*Raw data*
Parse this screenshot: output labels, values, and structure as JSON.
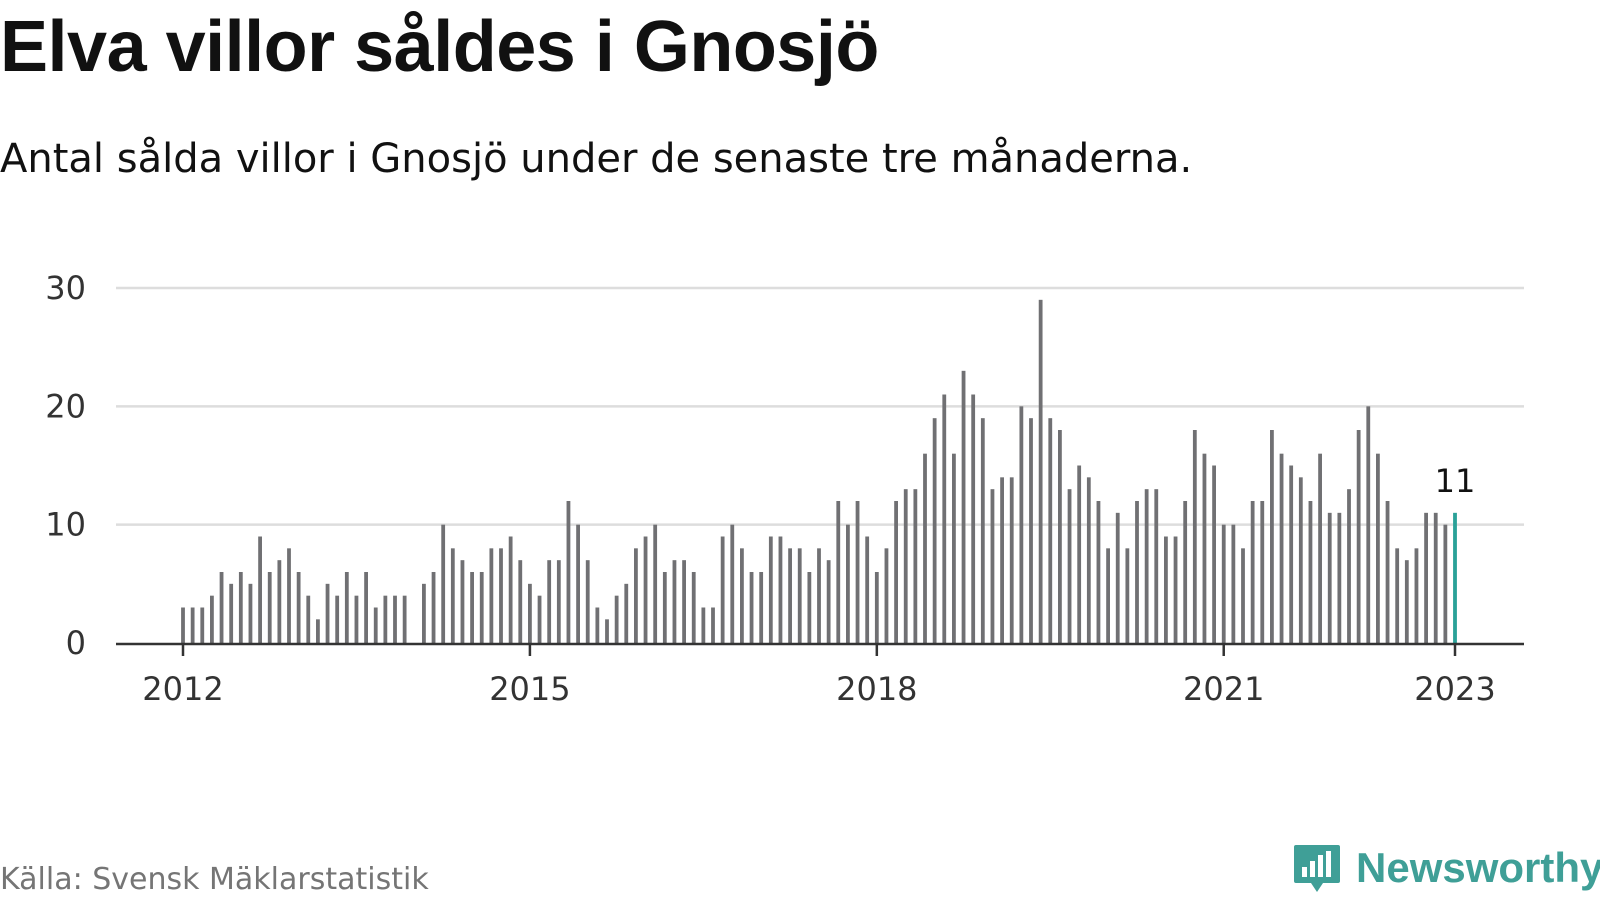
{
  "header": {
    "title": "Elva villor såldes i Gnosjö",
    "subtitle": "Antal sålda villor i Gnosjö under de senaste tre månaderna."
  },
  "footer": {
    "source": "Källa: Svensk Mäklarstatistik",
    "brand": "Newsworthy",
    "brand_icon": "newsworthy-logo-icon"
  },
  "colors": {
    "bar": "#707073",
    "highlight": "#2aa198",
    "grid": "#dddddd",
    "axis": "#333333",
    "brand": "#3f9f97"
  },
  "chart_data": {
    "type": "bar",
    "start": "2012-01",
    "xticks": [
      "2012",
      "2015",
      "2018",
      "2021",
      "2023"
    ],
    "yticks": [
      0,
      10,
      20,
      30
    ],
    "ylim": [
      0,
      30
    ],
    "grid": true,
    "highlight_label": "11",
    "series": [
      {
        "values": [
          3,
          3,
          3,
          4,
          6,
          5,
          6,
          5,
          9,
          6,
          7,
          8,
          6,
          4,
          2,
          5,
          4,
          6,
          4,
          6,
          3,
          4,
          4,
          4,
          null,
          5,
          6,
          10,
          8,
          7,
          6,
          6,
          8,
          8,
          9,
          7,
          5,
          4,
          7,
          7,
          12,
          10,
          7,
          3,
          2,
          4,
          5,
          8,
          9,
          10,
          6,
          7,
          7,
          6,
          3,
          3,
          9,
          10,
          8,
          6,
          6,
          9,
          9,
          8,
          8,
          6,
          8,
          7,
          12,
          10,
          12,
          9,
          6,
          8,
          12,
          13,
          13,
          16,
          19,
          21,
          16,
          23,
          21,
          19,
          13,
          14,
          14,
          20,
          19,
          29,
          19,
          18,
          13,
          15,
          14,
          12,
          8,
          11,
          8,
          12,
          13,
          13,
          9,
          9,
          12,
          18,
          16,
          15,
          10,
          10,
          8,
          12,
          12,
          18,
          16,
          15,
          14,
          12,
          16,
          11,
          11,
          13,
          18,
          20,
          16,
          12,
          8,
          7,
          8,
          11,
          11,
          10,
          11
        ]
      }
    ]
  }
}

*Objective*
Find the word "values" in the data and copy out each line where it turns up.

*Response to the exercise*
Parse this screenshot: output labels, values, and structure as JSON.
        "values": [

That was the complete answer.